◆ Input material
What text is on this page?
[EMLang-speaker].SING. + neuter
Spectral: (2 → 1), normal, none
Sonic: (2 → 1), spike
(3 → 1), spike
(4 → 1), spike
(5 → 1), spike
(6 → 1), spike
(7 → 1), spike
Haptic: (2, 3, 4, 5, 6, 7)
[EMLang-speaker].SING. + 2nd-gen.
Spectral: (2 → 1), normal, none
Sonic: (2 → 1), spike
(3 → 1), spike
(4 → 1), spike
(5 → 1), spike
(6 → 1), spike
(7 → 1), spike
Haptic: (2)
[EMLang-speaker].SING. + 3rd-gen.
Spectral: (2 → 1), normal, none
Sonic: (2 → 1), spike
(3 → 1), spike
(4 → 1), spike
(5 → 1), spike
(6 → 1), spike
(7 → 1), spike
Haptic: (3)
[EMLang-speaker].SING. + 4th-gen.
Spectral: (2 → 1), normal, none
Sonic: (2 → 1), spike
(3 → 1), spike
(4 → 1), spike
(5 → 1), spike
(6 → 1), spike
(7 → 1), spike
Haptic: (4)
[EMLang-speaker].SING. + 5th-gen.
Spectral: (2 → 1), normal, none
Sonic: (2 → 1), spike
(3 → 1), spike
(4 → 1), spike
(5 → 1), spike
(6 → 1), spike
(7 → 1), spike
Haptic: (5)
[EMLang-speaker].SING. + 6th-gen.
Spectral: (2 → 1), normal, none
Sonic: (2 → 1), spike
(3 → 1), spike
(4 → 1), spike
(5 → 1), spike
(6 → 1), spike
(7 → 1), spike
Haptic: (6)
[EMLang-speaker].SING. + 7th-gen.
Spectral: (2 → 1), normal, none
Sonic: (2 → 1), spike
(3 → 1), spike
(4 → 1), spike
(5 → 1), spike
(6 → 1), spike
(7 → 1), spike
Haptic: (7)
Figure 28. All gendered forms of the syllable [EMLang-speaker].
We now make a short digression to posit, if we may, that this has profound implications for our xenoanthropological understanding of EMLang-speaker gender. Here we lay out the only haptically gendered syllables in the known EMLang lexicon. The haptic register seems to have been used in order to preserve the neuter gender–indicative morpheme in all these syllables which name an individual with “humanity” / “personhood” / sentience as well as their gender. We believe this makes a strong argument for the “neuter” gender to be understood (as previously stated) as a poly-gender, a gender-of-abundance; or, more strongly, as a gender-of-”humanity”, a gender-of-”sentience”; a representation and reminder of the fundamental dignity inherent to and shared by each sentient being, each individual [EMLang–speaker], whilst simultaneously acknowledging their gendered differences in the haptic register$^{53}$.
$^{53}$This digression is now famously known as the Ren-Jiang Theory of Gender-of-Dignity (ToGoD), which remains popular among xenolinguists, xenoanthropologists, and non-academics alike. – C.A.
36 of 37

--

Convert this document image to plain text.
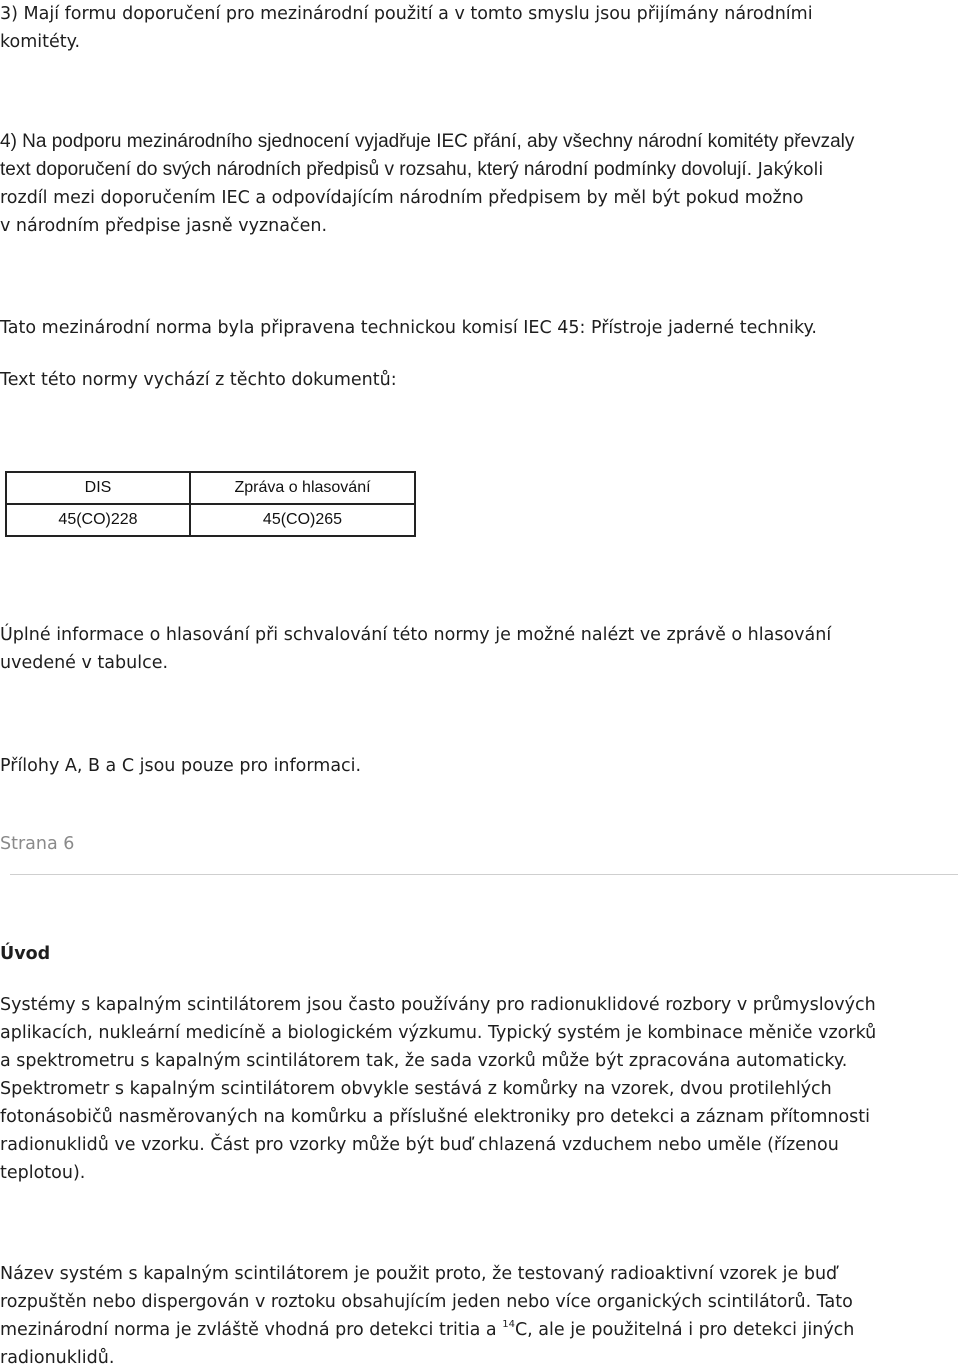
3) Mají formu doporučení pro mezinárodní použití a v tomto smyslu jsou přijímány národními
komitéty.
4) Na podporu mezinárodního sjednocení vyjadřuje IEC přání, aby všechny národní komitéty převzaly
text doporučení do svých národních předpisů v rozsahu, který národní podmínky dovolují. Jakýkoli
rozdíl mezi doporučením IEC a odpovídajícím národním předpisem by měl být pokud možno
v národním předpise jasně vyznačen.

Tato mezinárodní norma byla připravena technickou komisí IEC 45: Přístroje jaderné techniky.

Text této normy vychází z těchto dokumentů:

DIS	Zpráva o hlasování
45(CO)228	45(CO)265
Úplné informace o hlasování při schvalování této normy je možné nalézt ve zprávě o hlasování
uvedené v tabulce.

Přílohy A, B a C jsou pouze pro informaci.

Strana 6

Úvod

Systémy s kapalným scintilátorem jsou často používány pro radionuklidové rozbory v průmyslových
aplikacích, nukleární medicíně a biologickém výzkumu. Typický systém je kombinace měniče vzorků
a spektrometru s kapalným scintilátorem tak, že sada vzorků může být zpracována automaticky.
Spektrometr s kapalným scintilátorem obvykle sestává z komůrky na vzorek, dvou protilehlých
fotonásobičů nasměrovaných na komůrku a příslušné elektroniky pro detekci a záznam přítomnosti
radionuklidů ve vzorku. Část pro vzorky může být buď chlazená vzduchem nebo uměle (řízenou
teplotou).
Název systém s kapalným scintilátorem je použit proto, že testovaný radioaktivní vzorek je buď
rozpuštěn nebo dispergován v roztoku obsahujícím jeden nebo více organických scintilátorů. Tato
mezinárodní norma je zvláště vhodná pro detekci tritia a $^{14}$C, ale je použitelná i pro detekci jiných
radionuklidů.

◆ Work to do
Tally up the lines in the records containing the word "radionuklidů", then give the count and nothing else.

◆ Response
2